Task instructions: Write out, word for word, the lines of the records from the very first one down through the line containing "section-1-intro: The Marketing", including both of those lines.

Information given:
□ □ □ □ □

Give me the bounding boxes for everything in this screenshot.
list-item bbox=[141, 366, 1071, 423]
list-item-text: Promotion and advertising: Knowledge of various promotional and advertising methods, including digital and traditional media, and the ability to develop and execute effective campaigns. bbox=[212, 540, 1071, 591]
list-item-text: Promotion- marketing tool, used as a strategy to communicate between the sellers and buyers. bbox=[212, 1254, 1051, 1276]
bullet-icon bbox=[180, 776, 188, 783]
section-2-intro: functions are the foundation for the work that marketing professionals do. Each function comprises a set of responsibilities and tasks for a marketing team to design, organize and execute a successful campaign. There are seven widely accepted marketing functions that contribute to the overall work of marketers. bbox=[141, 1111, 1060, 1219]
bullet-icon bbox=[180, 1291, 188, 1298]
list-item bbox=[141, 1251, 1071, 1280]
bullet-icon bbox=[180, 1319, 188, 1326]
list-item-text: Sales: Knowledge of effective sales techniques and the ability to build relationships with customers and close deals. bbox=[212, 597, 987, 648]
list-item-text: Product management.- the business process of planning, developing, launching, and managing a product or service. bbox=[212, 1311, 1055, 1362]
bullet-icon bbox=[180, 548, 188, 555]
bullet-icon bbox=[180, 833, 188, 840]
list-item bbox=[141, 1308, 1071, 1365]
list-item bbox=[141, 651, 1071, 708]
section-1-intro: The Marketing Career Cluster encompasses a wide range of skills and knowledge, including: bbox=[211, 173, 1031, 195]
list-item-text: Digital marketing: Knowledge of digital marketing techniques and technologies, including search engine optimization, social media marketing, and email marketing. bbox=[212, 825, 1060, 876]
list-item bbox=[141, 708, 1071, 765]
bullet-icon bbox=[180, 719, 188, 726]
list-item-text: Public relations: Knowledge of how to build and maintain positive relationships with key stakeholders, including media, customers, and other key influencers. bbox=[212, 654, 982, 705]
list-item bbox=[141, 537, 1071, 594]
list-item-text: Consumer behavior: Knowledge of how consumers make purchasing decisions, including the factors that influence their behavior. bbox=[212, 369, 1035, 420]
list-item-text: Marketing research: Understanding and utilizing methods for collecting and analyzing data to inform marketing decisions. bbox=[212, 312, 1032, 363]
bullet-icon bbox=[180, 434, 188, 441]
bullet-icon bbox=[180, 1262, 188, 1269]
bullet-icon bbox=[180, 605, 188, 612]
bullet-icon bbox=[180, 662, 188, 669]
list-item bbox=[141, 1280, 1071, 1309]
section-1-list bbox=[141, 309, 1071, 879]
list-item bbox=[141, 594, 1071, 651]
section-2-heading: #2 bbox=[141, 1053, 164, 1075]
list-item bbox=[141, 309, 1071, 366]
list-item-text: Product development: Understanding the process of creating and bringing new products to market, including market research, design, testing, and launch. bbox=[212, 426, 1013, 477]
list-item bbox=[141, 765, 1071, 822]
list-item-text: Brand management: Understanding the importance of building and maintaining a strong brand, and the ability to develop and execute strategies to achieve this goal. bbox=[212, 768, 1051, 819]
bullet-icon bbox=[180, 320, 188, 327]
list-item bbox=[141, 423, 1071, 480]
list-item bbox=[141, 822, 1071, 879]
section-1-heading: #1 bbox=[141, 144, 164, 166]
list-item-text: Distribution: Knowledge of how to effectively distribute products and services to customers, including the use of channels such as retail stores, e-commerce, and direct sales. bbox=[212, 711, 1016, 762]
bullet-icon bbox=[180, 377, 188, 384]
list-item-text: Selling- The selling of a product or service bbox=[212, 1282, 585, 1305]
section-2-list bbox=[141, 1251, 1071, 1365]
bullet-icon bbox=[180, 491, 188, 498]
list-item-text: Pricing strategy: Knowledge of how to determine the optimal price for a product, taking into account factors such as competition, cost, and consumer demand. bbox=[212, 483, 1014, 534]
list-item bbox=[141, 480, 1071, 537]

□ □ □ □ □

Worked solution:
Give me the bounding boxes for everything in this screenshot.
list-item bbox=[141, 366, 1071, 423]
list-item-text: Promotion and advertising: Knowledge of various promotional and advertising methods, including digital and traditional media, and the ability to develop and execute effective campaigns. bbox=[212, 540, 1071, 591]
list-item-text: Promotion- marketing tool, used as a strategy to communicate between the sellers and buyers. bbox=[212, 1254, 1051, 1276]
bullet-icon bbox=[180, 776, 188, 783]
section-2-intro: functions are the foundation for the work that marketing professionals do. Each function comprises a set of responsibilities and tasks for a marketing team to design, organize and execute a successful campaign. There are seven widely accepted marketing functions that contribute to the overall work of marketers. bbox=[141, 1111, 1060, 1219]
bullet-icon bbox=[180, 1291, 188, 1298]
list-item bbox=[141, 1251, 1071, 1280]
bullet-icon bbox=[180, 1319, 188, 1326]
list-item-text: Sales: Knowledge of effective sales techniques and the ability to build relationships with customers and close deals. bbox=[212, 597, 987, 648]
list-item-text: Product management.- the business process of planning, developing, launching, and managing a product or service. bbox=[212, 1311, 1055, 1362]
bullet-icon bbox=[180, 548, 188, 555]
bullet-icon bbox=[180, 833, 188, 840]
list-item bbox=[141, 1308, 1071, 1365]
list-item bbox=[141, 651, 1071, 708]
section-1-intro: The Marketing Career Cluster encompasses a wide range of skills and knowledge, including: bbox=[211, 173, 1031, 195]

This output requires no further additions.